▶ Extracted records:
—————

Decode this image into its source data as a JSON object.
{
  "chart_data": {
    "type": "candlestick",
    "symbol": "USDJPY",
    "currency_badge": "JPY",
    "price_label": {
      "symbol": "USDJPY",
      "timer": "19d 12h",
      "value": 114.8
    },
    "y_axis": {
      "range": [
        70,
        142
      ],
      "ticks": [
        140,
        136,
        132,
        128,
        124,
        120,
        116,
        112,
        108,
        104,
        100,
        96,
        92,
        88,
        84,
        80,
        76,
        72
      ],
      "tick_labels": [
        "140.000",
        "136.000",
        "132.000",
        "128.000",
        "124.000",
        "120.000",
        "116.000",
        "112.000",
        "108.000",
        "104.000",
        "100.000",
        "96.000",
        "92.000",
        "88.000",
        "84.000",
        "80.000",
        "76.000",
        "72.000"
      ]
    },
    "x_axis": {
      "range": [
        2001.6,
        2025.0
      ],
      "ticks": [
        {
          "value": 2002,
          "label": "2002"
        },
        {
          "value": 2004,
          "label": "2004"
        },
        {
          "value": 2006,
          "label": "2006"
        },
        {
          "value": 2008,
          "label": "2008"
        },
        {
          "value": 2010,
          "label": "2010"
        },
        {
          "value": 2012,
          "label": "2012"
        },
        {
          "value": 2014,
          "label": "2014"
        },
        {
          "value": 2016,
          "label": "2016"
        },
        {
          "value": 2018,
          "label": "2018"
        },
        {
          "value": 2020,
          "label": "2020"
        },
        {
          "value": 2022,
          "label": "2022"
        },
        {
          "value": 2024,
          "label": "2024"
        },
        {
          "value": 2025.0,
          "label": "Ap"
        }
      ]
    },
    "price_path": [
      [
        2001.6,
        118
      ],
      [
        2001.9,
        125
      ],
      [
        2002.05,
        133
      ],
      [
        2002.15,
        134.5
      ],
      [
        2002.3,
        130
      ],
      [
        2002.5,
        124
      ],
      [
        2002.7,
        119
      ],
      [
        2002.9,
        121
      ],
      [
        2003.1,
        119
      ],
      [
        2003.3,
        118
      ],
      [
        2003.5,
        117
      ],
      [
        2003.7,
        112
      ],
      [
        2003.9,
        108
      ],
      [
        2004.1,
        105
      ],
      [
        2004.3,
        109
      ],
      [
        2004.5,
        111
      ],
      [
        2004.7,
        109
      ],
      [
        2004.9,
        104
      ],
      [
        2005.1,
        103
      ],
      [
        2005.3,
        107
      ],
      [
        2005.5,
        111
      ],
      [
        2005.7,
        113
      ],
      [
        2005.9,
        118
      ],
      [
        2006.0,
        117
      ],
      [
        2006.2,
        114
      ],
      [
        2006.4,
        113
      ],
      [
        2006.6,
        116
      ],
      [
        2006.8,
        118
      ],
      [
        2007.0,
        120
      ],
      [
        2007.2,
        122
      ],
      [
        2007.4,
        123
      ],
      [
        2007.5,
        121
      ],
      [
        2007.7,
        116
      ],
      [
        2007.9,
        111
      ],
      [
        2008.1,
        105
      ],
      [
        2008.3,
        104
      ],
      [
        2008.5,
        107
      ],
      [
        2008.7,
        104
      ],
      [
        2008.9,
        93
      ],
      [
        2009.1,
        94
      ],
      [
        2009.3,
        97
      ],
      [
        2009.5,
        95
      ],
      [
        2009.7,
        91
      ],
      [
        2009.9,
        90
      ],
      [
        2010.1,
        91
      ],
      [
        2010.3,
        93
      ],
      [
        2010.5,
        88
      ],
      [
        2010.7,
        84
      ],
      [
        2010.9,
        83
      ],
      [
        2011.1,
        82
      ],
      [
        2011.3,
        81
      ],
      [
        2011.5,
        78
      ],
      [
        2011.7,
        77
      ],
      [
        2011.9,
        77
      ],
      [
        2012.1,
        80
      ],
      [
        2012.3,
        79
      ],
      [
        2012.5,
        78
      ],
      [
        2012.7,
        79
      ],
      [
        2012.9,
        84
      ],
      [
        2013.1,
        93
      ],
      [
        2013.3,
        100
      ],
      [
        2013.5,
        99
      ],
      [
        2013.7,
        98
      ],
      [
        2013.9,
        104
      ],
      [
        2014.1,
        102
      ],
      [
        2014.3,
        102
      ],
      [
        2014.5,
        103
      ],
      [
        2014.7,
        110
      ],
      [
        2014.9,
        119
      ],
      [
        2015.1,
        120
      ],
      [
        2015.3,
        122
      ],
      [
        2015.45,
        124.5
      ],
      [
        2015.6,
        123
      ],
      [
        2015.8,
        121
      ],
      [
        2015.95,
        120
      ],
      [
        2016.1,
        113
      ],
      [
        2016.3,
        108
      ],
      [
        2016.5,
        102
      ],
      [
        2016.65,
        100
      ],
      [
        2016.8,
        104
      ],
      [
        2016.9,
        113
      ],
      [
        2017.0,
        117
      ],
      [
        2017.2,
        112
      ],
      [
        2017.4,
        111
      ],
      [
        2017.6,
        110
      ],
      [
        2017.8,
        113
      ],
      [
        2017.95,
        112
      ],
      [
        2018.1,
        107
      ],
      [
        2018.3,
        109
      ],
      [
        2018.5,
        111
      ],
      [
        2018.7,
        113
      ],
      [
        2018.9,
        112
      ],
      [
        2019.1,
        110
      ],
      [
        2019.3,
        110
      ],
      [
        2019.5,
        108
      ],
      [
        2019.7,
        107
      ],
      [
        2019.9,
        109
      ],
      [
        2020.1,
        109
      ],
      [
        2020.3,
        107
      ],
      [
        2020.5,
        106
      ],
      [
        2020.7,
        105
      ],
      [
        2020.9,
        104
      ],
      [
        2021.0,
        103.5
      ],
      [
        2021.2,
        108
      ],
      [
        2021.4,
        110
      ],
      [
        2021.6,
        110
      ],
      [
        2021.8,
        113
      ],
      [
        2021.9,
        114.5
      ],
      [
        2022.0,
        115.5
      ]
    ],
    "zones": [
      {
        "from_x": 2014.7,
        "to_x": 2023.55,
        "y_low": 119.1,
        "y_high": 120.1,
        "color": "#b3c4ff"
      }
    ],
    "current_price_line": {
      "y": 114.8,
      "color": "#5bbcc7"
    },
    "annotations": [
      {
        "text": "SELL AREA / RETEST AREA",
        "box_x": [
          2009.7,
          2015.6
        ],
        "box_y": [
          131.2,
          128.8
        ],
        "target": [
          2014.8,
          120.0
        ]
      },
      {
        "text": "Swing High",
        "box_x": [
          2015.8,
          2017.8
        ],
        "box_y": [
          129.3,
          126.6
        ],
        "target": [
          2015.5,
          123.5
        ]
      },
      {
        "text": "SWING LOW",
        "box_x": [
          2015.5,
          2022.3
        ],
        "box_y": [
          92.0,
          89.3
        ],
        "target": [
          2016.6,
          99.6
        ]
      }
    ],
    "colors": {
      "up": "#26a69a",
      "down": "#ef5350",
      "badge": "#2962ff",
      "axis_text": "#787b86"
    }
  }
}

—————

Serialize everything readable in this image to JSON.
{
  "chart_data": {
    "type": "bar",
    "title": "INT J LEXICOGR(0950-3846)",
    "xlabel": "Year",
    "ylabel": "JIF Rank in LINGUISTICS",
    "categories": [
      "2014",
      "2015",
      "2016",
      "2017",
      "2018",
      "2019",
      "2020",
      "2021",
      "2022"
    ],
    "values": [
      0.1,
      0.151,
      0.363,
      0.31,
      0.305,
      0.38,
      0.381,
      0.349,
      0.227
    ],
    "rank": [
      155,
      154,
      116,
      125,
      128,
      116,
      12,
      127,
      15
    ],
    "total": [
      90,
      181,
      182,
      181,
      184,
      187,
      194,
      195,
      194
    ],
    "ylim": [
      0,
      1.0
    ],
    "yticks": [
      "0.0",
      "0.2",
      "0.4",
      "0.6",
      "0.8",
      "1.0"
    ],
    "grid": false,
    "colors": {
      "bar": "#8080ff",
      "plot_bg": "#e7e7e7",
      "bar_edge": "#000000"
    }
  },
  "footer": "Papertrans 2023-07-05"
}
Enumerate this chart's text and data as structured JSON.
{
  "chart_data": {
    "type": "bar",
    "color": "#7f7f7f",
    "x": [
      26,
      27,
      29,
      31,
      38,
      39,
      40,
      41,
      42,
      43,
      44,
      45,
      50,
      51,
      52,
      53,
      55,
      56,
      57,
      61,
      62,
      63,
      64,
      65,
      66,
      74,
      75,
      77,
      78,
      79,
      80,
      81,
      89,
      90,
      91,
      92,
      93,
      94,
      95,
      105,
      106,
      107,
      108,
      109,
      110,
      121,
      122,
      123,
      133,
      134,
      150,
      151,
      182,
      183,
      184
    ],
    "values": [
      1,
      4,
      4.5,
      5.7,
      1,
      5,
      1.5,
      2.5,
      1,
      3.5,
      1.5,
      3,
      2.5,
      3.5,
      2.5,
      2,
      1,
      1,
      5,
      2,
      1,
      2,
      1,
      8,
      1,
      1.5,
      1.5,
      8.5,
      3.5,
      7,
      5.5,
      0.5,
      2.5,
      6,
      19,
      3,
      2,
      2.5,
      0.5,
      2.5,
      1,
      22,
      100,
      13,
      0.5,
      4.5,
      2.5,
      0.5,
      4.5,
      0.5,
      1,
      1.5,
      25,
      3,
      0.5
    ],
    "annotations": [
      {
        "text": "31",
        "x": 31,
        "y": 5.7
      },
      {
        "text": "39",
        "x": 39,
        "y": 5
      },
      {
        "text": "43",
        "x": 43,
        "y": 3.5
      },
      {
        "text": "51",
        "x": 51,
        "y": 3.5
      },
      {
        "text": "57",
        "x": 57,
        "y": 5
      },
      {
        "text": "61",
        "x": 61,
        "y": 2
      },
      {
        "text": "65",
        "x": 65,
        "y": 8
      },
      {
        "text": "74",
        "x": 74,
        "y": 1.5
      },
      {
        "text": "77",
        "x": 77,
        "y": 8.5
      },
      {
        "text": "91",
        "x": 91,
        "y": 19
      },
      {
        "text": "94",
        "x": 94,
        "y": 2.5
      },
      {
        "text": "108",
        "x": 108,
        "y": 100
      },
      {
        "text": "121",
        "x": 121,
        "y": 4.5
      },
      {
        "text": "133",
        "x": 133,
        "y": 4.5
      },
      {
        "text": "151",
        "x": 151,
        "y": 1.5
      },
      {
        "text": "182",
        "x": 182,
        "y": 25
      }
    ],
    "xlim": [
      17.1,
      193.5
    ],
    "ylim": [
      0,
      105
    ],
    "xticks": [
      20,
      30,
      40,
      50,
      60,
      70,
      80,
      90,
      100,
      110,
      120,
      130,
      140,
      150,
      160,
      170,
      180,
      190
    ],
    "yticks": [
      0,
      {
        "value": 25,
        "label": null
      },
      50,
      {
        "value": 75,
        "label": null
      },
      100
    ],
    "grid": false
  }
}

—————

Identify and copy the lines holding the word "JSON".

▶ EXERCISE SOLUTION:
Decode this image into its source data as a JSON object.
Serialize everything readable in this image to JSON.
Enumerate this chart's text and data as structured JSON.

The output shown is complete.